> _TO BE DONE_
Every entry must be given again exactly.

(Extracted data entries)
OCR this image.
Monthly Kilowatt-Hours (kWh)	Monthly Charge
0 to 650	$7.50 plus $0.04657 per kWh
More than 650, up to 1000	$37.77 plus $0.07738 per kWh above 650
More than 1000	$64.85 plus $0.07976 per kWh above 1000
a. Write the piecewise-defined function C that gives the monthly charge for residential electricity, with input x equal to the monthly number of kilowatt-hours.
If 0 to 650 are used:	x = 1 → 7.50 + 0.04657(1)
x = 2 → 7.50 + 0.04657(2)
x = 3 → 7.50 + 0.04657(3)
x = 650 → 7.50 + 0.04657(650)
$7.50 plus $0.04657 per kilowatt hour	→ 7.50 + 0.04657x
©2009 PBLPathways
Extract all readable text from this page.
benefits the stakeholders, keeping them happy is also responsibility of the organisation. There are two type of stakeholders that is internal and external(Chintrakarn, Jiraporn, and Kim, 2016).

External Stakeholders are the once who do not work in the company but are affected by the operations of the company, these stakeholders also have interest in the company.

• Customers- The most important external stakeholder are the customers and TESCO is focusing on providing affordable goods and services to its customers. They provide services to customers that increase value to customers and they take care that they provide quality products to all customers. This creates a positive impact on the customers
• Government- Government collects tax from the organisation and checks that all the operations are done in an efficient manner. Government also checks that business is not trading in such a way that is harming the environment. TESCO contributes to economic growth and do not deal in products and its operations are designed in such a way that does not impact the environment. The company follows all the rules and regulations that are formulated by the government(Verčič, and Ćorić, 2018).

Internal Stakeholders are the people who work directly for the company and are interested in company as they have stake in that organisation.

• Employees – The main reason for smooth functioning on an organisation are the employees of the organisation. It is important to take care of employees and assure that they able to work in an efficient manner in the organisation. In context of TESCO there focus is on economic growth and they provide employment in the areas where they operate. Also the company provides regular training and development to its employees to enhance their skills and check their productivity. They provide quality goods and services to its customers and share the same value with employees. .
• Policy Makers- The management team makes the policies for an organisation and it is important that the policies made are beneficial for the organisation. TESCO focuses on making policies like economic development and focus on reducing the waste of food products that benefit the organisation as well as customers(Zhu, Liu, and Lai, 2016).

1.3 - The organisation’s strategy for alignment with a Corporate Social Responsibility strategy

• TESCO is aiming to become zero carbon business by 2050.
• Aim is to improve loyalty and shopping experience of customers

> _OUTPUT FOR THIS EXERCISE_
OCR this image.
Monthly Kilowatt-Hours (kWh)	Monthly Charge
0 to 650	$7.50 plus $0.04657 per kWh
More than 650, up to 1000	$37.77 plus $0.07738 per kWh above 650
More than 1000	$64.85 plus $0.07976 per kWh above 1000
a. Write the piecewise-defined function C that gives the monthly charge for residential electricity, with input x equal to the monthly number of kilowatt-hours.
If 0 to 650 are used:	x = 1 → 7.50 + 0.04657(1)
x = 2 → 7.50 + 0.04657(2)
x = 3 → 7.50 + 0.04657(3)
x = 650 → 7.50 + 0.04657(650)
$7.50 plus $0.04657 per kilowatt hour	→ 7.50 + 0.04657x
©2009 PBLPathways
Extract all readable text from this page.
benefits the stakeholders, keeping them happy is also responsibility of the organisation. There are two type of stakeholders that is internal and external(Chintrakarn, Jiraporn, and Kim, 2016).

External Stakeholders are the once who do not work in the company but are affected by the operations of the company, these stakeholders also have interest in the company.

• Customers- The most important external stakeholder are the customers and TESCO is focusing on providing affordable goods and services to its customers. They provide services to customers that increase value to customers and they take care that they provide quality products to all customers. This creates a positive impact on the customers
• Government- Government collects tax from the organisation and checks that all the operations are done in an efficient manner. Government also checks that business is not trading in such a way that is harming the environment. TESCO contributes to economic growth and do not deal in products and its operations are designed in such a way that does not impact the environment. The company follows all the rules and regulations that are formulated by the government(Verčič, and Ćorić, 2018).

Internal Stakeholders are the people who work directly for the company and are interested in company as they have stake in that organisation.

• Employees – The main reason for smooth functioning on an organisation are the employees of the organisation. It is important to take care of employees and assure that they able to work in an efficient manner in the organisation. In context of TESCO there focus is on economic growth and they provide employment in the areas where they operate. Also the company provides regular training and development to its employees to enhance their skills and check their productivity. They provide quality goods and services to its customers and share the same value with employees. .
• Policy Makers- The management team makes the policies for an organisation and it is important that the policies made are beneficial for the organisation. TESCO focuses on making policies like economic development and focus on reducing the waste of food products that benefit the organisation as well as customers(Zhu, Liu, and Lai, 2016).

1.3 - The organisation’s strategy for alignment with a Corporate Social Responsibility strategy

• TESCO is aiming to become zero carbon business by 2050.
• Aim is to improve loyalty and shopping experience of customers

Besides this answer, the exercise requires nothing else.